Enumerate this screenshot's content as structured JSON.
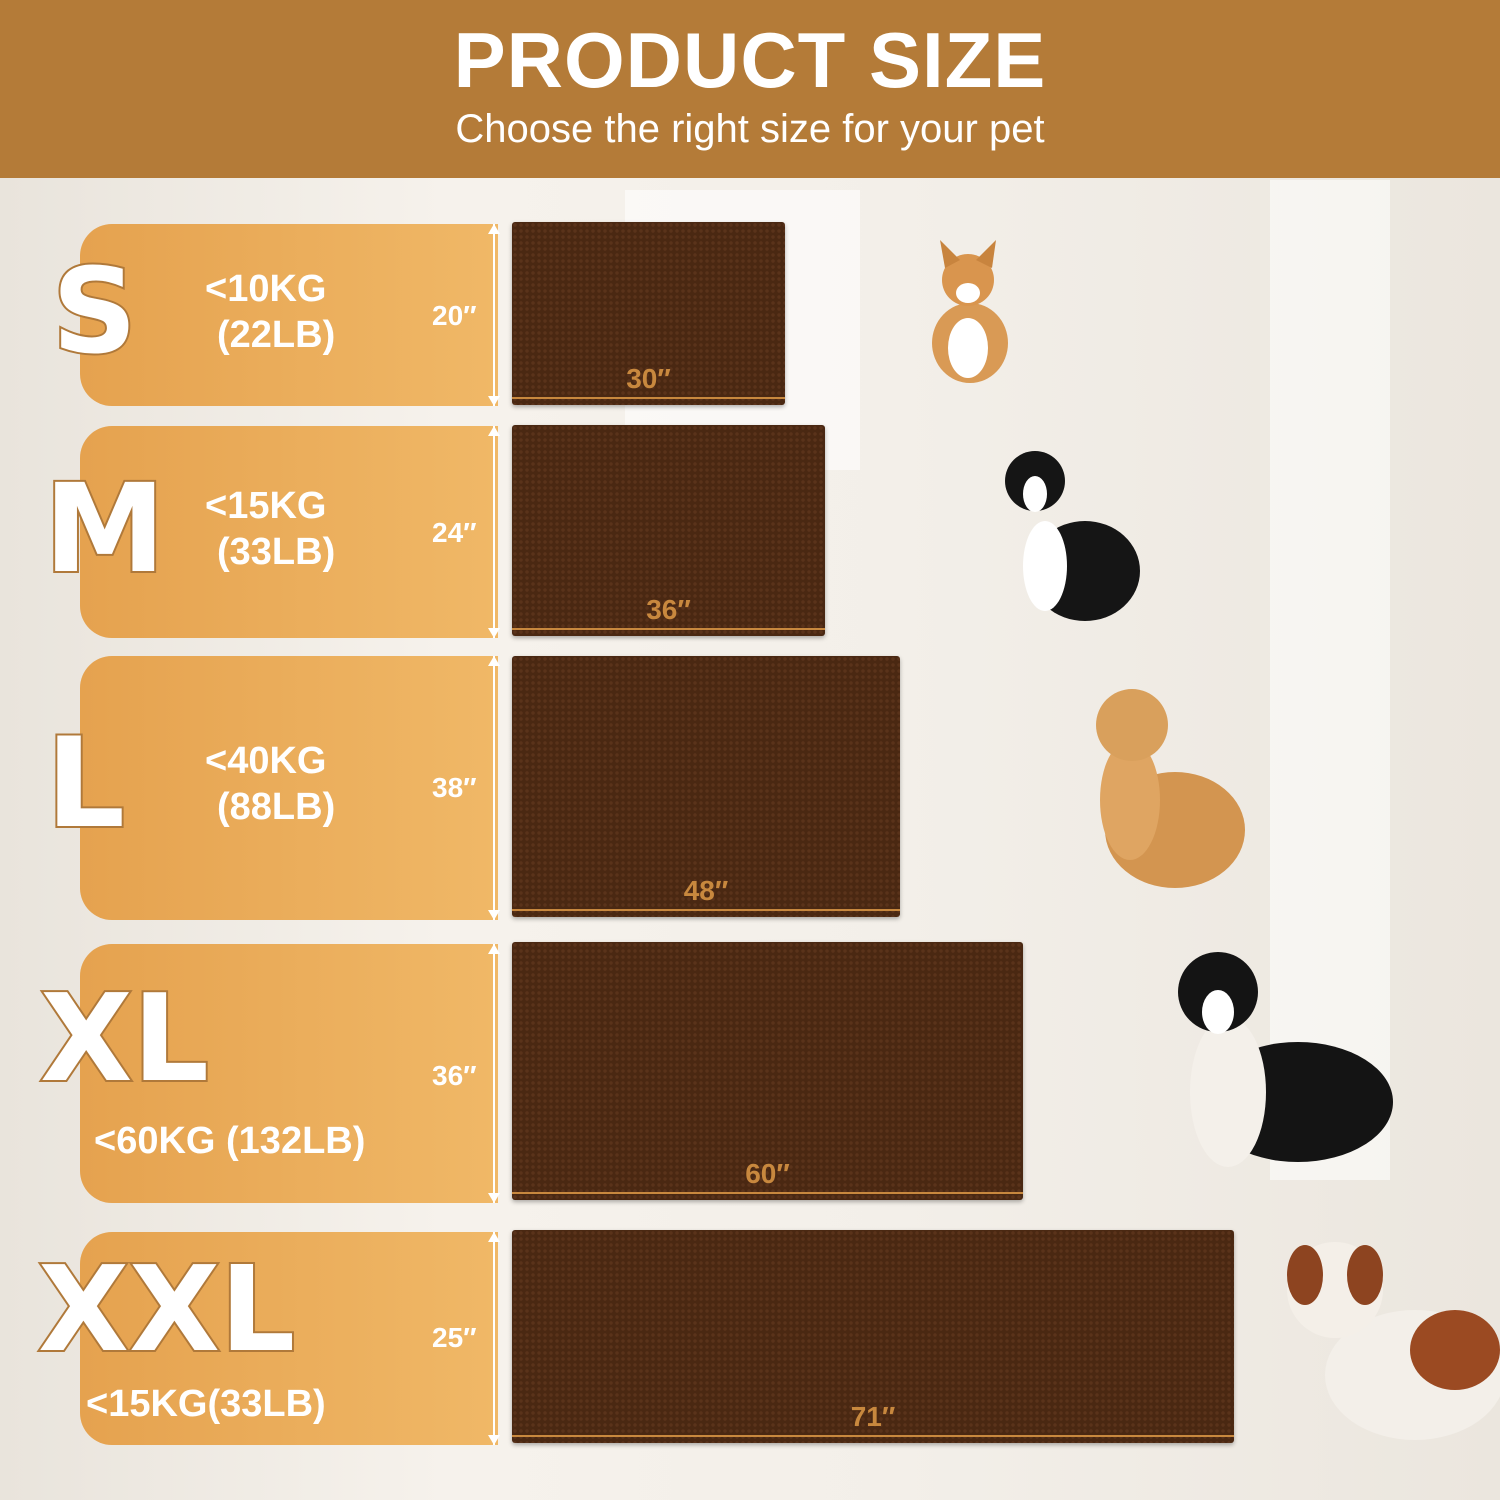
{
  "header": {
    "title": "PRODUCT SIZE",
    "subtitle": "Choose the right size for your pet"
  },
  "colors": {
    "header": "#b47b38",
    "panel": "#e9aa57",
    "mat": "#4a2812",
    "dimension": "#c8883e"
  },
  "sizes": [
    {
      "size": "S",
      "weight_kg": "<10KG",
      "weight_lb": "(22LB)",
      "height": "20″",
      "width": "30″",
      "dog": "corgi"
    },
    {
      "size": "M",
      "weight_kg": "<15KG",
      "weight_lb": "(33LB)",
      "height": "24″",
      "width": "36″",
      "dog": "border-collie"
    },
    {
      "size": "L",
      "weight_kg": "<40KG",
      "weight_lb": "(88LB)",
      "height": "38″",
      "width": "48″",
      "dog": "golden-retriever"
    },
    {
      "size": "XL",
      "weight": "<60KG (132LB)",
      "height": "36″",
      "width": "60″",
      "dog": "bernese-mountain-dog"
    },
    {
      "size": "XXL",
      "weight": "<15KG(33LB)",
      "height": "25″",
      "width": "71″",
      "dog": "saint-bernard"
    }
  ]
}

☆ ☆ ☆ ☆ ☆ ☆ ☆

- Prompt: Quote the data above in full and without alteration; skip the pictures.

- Solution for this exercise:
Enumerate this screenshot's content as structured JSON.
{
  "header": {
    "title": "PRODUCT SIZE",
    "subtitle": "Choose the right size for your pet"
  },
  "colors": {
    "header": "#b47b38",
    "panel": "#e9aa57",
    "mat": "#4a2812",
    "dimension": "#c8883e"
  },
  "sizes": [
    {
      "size": "S",
      "weight_kg": "<10KG",
      "weight_lb": "(22LB)",
      "height": "20″",
      "width": "30″",
      "dog": "corgi"
    },
    {
      "size": "M",
      "weight_kg": "<15KG",
      "weight_lb": "(33LB)",
      "height": "24″",
      "width": "36″",
      "dog": "border-collie"
    },
    {
      "size": "L",
      "weight_kg": "<40KG",
      "weight_lb": "(88LB)",
      "height": "38″",
      "width": "48″",
      "dog": "golden-retriever"
    },
    {
      "size": "XL",
      "weight": "<60KG (132LB)",
      "height": "36″",
      "width": "60″",
      "dog": "bernese-mountain-dog"
    },
    {
      "size": "XXL",
      "weight": "<15KG(33LB)",
      "height": "25″",
      "width": "71″",
      "dog": "saint-bernard"
    }
  ]
}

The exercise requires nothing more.